## Begin PROVIDED DATA

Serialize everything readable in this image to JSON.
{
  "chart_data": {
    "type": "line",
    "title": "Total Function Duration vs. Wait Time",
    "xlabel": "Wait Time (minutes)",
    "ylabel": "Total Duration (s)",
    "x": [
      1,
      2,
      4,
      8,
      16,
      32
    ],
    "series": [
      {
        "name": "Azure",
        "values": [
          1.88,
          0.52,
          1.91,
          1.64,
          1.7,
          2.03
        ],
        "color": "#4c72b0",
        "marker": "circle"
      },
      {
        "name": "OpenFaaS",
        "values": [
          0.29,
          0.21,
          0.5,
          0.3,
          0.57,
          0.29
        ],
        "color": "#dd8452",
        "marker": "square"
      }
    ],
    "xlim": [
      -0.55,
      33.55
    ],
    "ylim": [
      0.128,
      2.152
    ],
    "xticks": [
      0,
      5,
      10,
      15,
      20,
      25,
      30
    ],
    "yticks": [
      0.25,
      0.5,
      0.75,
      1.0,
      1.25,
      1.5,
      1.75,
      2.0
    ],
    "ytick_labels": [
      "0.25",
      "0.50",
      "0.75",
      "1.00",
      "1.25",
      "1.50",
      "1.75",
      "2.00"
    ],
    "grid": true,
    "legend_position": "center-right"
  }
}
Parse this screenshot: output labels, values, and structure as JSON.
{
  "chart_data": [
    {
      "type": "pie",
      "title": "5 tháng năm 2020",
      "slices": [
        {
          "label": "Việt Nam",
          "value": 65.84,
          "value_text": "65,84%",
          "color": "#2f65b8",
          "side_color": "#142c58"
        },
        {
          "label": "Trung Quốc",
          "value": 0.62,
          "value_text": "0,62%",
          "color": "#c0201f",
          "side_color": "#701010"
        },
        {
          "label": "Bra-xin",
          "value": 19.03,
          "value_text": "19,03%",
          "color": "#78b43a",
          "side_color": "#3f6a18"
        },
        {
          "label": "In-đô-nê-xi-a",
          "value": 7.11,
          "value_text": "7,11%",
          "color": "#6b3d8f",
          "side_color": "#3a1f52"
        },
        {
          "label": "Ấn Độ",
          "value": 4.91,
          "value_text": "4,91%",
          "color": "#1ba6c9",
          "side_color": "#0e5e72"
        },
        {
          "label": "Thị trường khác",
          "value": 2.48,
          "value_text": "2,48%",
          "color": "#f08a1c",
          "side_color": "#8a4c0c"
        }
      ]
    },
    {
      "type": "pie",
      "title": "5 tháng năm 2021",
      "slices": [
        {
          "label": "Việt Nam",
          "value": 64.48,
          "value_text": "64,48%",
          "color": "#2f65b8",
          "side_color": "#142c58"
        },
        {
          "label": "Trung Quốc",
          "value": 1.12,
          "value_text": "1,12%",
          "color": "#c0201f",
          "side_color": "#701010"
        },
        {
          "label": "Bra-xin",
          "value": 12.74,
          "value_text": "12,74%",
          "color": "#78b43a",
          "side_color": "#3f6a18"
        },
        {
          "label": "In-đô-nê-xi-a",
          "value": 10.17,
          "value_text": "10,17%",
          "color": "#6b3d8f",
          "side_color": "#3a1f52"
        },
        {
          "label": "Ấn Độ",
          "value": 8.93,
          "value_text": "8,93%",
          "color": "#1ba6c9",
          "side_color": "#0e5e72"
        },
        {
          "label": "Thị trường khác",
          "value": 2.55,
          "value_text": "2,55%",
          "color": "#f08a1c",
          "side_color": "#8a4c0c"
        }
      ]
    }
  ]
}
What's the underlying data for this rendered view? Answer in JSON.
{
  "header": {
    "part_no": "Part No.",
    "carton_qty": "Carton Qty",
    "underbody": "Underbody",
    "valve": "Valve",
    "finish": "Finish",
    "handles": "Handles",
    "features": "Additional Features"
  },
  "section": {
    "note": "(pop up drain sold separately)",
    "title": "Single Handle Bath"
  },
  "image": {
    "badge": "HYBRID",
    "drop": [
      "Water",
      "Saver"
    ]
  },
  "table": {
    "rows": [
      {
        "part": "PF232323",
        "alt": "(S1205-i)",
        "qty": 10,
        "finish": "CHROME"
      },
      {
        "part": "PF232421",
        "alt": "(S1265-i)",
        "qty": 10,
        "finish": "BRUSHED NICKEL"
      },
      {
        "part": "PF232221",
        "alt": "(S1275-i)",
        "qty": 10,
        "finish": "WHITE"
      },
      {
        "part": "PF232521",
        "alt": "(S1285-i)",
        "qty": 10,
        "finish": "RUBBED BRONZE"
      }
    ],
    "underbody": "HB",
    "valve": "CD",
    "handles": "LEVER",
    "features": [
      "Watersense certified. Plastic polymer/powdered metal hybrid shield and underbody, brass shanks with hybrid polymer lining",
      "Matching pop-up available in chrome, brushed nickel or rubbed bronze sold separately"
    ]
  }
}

## End PROVIDED DATA

→ **WRITTEN INSTRUCTION**
Scan the material above. Copy each line where "features" occurs.

→ **RESPONSE TO THE EXERCISE**
    "features": "Additional Features"
    "features": [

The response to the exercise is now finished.